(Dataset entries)
******
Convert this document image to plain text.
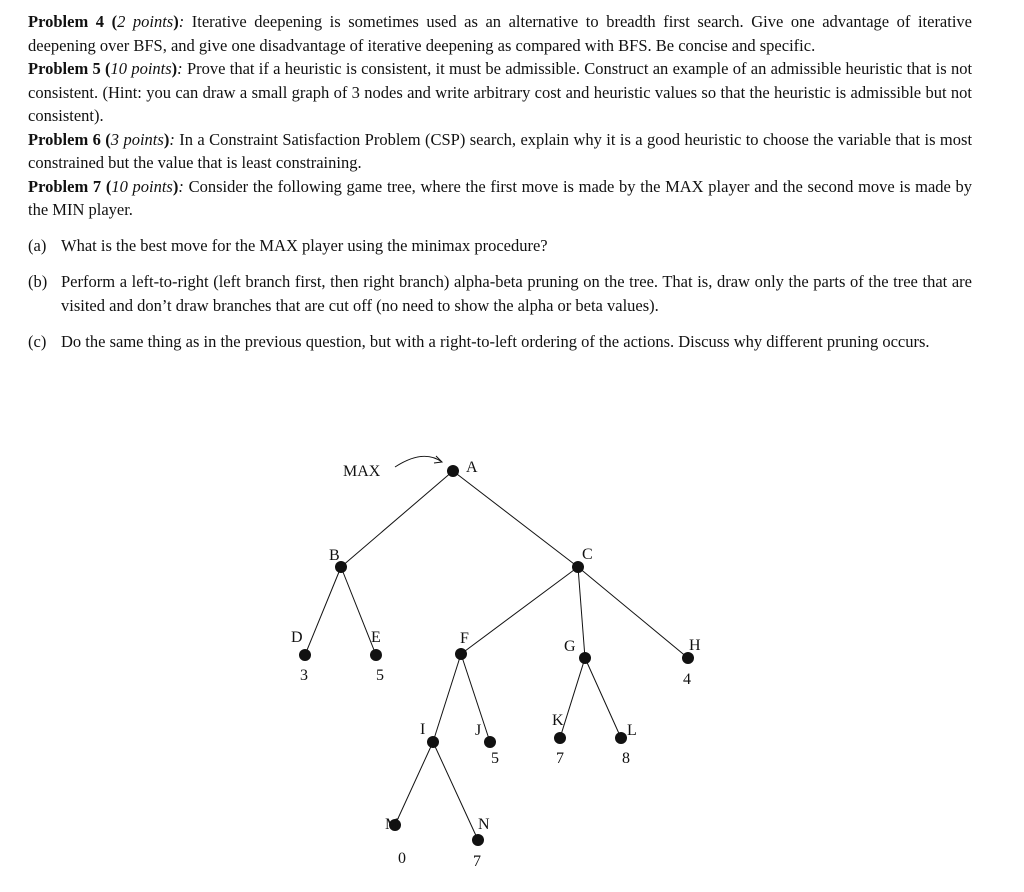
Problem 4 (2 points): Iterative deepening is sometimes used as an alternative to breadth first search. Give one advantage of iterative deepening over BFS, and give one disadvantage of iterative deepening as compared with BFS. Be concise and specific.

Problem 5 (10 points): Prove that if a heuristic is consistent, it must be admissible. Construct an example of an admissible heuristic that is not consistent. (Hint: you can draw a small graph of 3 nodes and write arbitrary cost and heuristic values so that the heuristic is admissible but not consistent).

Problem 6 (3 points): In a Constraint Satisfaction Problem (CSP) search, explain why it is a good heuristic to choose the variable that is most constrained but the value that is least constraining.

Problem 7 (10 points): Consider the following game tree, where the first move is made by the MAX player and the second move is made by the MIN player.

(a) What is the best move for the MAX player using the minimax procedure?
(b) Perform a left-to-right (left branch first, then right branch) alpha-beta pruning on the tree. That is, draw only the parts of the tree that are visited and don’t draw branches that are cut off (no need to show the alpha or beta values).
(c) Do the same thing as in the previous question, but with a right-to-left ordering of the actions. Discuss why different pruning occurs.
MAX	A
B	C
D	E	F	G	H
I	J
K
L
M	N
3	5	4
5	7	8
0	7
******
SHORT TASK -
Transcribe the records verbatim and omit the images.

THE RESULT -
Convert this document image to plain text.
Problem 4 (2 points): Iterative deepening is sometimes used as an alternative to breadth first search. Give one advantage of iterative deepening over BFS, and give one disadvantage of iterative deepening as compared with BFS. Be concise and specific.

Problem 5 (10 points): Prove that if a heuristic is consistent, it must be admissible. Construct an example of an admissible heuristic that is not consistent. (Hint: you can draw a small graph of 3 nodes and write arbitrary cost and heuristic values so that the heuristic is admissible but not consistent).

Problem 6 (3 points): In a Constraint Satisfaction Problem (CSP) search, explain why it is a good heuristic to choose the variable that is most constrained but the value that is least constraining.

Problem 7 (10 points): Consider the following game tree, where the first move is made by the MAX player and the second move is made by the MIN player.

(a) What is the best move for the MAX player using the minimax procedure?
(b) Perform a left-to-right (left branch first, then right branch) alpha-beta pruning on the tree. That is, draw only the parts of the tree that are visited and don’t draw branches that are cut off (no need to show the alpha or beta values).
(c) Do the same thing as in the previous question, but with a right-to-left ordering of the actions. Discuss why different pruning occurs.
MAX	A
B	C
D	E	F	G	H
I	J
K
L
M	N
3	5	4
5	7	8
0	7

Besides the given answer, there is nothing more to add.